[Dataset items]
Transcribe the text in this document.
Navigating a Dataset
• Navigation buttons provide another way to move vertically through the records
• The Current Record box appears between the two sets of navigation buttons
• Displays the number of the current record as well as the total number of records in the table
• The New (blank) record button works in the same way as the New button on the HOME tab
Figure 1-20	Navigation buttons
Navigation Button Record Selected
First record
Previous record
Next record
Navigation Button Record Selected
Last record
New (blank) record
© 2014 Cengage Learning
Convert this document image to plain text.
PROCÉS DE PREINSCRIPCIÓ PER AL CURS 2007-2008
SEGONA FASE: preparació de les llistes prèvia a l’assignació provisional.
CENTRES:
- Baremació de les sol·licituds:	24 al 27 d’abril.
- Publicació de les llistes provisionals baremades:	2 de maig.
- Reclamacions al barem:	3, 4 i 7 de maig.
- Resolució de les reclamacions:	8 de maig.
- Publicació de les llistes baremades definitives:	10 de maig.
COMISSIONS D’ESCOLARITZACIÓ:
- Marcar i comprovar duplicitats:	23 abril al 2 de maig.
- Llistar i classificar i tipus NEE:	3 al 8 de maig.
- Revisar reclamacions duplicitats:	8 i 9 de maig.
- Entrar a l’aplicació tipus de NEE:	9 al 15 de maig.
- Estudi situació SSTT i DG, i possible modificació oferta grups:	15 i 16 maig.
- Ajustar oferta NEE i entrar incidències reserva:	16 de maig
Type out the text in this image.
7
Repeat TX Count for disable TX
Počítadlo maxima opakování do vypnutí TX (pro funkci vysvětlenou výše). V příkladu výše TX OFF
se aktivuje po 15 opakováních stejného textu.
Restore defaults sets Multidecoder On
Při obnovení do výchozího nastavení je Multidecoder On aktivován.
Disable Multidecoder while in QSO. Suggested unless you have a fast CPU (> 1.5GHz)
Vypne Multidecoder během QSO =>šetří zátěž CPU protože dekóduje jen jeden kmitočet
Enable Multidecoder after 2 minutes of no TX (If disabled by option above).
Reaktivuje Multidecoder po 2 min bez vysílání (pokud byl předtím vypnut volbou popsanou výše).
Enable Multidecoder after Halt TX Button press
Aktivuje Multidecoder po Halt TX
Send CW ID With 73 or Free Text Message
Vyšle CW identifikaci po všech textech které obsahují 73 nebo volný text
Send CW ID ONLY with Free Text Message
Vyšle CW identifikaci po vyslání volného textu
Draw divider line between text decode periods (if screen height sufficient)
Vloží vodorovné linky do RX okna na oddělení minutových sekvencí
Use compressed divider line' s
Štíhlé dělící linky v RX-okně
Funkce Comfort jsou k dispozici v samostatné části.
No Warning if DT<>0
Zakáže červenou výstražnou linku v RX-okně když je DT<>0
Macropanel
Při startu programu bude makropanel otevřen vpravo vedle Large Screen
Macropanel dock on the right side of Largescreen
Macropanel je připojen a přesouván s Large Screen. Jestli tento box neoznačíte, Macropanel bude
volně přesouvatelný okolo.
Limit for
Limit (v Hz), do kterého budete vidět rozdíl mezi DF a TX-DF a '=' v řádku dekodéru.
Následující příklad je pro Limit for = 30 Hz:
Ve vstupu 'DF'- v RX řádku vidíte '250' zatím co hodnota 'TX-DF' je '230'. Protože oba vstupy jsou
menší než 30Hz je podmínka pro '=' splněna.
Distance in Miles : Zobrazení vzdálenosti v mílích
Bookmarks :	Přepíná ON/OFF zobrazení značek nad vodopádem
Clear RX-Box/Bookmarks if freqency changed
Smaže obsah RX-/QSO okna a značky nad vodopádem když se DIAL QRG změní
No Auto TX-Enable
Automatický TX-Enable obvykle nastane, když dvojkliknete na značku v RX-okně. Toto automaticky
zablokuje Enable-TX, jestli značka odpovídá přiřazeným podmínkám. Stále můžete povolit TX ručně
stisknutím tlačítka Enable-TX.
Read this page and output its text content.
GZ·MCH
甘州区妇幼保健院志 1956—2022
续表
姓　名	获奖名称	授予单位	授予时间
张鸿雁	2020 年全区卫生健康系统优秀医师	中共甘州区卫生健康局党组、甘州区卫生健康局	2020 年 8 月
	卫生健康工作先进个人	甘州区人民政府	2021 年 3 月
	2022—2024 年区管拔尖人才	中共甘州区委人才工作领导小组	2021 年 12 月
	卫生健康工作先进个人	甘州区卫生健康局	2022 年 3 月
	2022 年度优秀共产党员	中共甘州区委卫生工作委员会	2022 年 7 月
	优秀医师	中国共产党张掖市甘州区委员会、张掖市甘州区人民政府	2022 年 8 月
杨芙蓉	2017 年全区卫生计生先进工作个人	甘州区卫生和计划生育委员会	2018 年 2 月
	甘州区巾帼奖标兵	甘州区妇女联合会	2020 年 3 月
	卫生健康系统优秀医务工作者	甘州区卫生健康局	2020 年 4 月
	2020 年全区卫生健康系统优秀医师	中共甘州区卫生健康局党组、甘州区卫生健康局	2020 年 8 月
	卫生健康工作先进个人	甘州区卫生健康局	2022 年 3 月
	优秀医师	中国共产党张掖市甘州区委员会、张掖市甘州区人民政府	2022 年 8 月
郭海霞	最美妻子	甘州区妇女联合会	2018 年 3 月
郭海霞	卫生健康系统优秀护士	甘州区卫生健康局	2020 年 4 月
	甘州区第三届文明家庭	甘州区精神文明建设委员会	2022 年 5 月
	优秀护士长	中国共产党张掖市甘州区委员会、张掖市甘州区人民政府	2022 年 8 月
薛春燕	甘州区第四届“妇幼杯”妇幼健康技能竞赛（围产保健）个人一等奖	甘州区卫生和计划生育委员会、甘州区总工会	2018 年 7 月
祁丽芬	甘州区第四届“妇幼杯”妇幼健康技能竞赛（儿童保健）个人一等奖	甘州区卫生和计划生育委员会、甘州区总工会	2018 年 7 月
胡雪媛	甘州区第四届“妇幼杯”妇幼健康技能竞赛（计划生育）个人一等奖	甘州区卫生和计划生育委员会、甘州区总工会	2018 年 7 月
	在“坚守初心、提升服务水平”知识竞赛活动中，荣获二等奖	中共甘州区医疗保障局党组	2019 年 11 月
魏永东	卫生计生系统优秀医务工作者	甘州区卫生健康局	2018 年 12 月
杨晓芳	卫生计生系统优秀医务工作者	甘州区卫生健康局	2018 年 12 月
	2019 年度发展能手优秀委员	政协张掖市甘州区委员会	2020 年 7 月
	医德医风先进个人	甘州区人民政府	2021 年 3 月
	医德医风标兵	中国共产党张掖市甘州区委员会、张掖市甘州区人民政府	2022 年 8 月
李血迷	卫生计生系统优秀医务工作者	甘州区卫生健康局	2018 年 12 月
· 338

*What needs to be done:*
All the entries above need to be reproduced exactly.

*Expected answer:*
Transcribe the text in this document.
Navigating a Dataset
• Navigation buttons provide another way to move vertically through the records
• The Current Record box appears between the two sets of navigation buttons
• Displays the number of the current record as well as the total number of records in the table
• The New (blank) record button works in the same way as the New button on the HOME tab
Figure 1-20	Navigation buttons
Navigation Button Record Selected
First record
Previous record
Next record
Navigation Button Record Selected
Last record
New (blank) record
© 2014 Cengage Learning
Convert this document image to plain text.
PROCÉS DE PREINSCRIPCIÓ PER AL CURS 2007-2008
SEGONA FASE: preparació de les llistes prèvia a l’assignació provisional.
CENTRES:
- Baremació de les sol·licituds:	24 al 27 d’abril.
- Publicació de les llistes provisionals baremades:	2 de maig.
- Reclamacions al barem:	3, 4 i 7 de maig.
- Resolució de les reclamacions:	8 de maig.
- Publicació de les llistes baremades definitives:	10 de maig.
COMISSIONS D’ESCOLARITZACIÓ:
- Marcar i comprovar duplicitats:	23 abril al 2 de maig.
- Llistar i classificar i tipus NEE:	3 al 8 de maig.
- Revisar reclamacions duplicitats:	8 i 9 de maig.
- Entrar a l’aplicació tipus de NEE:	9 al 15 de maig.
- Estudi situació SSTT i DG, i possible modificació oferta grups:	15 i 16 maig.
- Ajustar oferta NEE i entrar incidències reserva:	16 de maig
Type out the text in this image.
7
Repeat TX Count for disable TX
Počítadlo maxima opakování do vypnutí TX (pro funkci vysvětlenou výše). V příkladu výše TX OFF
se aktivuje po 15 opakováních stejného textu.
Restore defaults sets Multidecoder On
Při obnovení do výchozího nastavení je Multidecoder On aktivován.
Disable Multidecoder while in QSO. Suggested unless you have a fast CPU (> 1.5GHz)
Vypne Multidecoder během QSO =>šetří zátěž CPU protože dekóduje jen jeden kmitočet
Enable Multidecoder after 2 minutes of no TX (If disabled by option above).
Reaktivuje Multidecoder po 2 min bez vysílání (pokud byl předtím vypnut volbou popsanou výše).
Enable Multidecoder after Halt TX Button press
Aktivuje Multidecoder po Halt TX
Send CW ID With 73 or Free Text Message
Vyšle CW identifikaci po všech textech které obsahují 73 nebo volný text
Send CW ID ONLY with Free Text Message
Vyšle CW identifikaci po vyslání volného textu
Draw divider line between text decode periods (if screen height sufficient)
Vloží vodorovné linky do RX okna na oddělení minutových sekvencí
Use compressed divider line' s
Štíhlé dělící linky v RX-okně
Funkce Comfort jsou k dispozici v samostatné části.
No Warning if DT<>0
Zakáže červenou výstražnou linku v RX-okně když je DT<>0
Macropanel
Při startu programu bude makropanel otevřen vpravo vedle Large Screen
Macropanel dock on the right side of Largescreen
Macropanel je připojen a přesouván s Large Screen. Jestli tento box neoznačíte, Macropanel bude
volně přesouvatelný okolo.
Limit for
Limit (v Hz), do kterého budete vidět rozdíl mezi DF a TX-DF a '=' v řádku dekodéru.
Následující příklad je pro Limit for = 30 Hz:
Ve vstupu 'DF'- v RX řádku vidíte '250' zatím co hodnota 'TX-DF' je '230'. Protože oba vstupy jsou
menší než 30Hz je podmínka pro '=' splněna.
Distance in Miles : Zobrazení vzdálenosti v mílích
Bookmarks :	Přepíná ON/OFF zobrazení značek nad vodopádem
Clear RX-Box/Bookmarks if freqency changed
Smaže obsah RX-/QSO okna a značky nad vodopádem když se DIAL QRG změní
No Auto TX-Enable
Automatický TX-Enable obvykle nastane, když dvojkliknete na značku v RX-okně. Toto automaticky
zablokuje Enable-TX, jestli značka odpovídá přiřazeným podmínkám. Stále můžete povolit TX ručně
stisknutím tlačítka Enable-TX.
Read this page and output its text content.
GZ·MCH
甘州区妇幼保健院志 1956—2022
续表
姓　名	获奖名称	授予单位	授予时间
张鸿雁	2020 年全区卫生健康系统优秀医师	中共甘州区卫生健康局党组、甘州区卫生健康局	2020 年 8 月
	卫生健康工作先进个人	甘州区人民政府	2021 年 3 月
	2022—2024 年区管拔尖人才	中共甘州区委人才工作领导小组	2021 年 12 月
	卫生健康工作先进个人	甘州区卫生健康局	2022 年 3 月
	2022 年度优秀共产党员	中共甘州区委卫生工作委员会	2022 年 7 月
	优秀医师	中国共产党张掖市甘州区委员会、张掖市甘州区人民政府	2022 年 8 月
杨芙蓉	2017 年全区卫生计生先进工作个人	甘州区卫生和计划生育委员会	2018 年 2 月
	甘州区巾帼奖标兵	甘州区妇女联合会	2020 年 3 月
	卫生健康系统优秀医务工作者	甘州区卫生健康局	2020 年 4 月
	2020 年全区卫生健康系统优秀医师	中共甘州区卫生健康局党组、甘州区卫生健康局	2020 年 8 月
	卫生健康工作先进个人	甘州区卫生健康局	2022 年 3 月
	优秀医师	中国共产党张掖市甘州区委员会、张掖市甘州区人民政府	2022 年 8 月
郭海霞	最美妻子	甘州区妇女联合会	2018 年 3 月
郭海霞	卫生健康系统优秀护士	甘州区卫生健康局	2020 年 4 月
	甘州区第三届文明家庭	甘州区精神文明建设委员会	2022 年 5 月
	优秀护士长	中国共产党张掖市甘州区委员会、张掖市甘州区人民政府	2022 年 8 月
薛春燕	甘州区第四届“妇幼杯”妇幼健康技能竞赛（围产保健）个人一等奖	甘州区卫生和计划生育委员会、甘州区总工会	2018 年 7 月
祁丽芬	甘州区第四届“妇幼杯”妇幼健康技能竞赛（儿童保健）个人一等奖	甘州区卫生和计划生育委员会、甘州区总工会	2018 年 7 月
胡雪媛	甘州区第四届“妇幼杯”妇幼健康技能竞赛（计划生育）个人一等奖	甘州区卫生和计划生育委员会、甘州区总工会	2018 年 7 月
	在“坚守初心、提升服务水平”知识竞赛活动中，荣获二等奖	中共甘州区医疗保障局党组	2019 年 11 月
魏永东	卫生计生系统优秀医务工作者	甘州区卫生健康局	2018 年 12 月
杨晓芳	卫生计生系统优秀医务工作者	甘州区卫生健康局	2018 年 12 月
	2019 年度发展能手优秀委员	政协张掖市甘州区委员会	2020 年 7 月
	医德医风先进个人	甘州区人民政府	2021 年 3 月
	医德医风标兵	中国共产党张掖市甘州区委员会、张掖市甘州区人民政府	2022 年 8 月
李血迷	卫生计生系统优秀医务工作者	甘州区卫生健康局	2018 年 12 月
· 338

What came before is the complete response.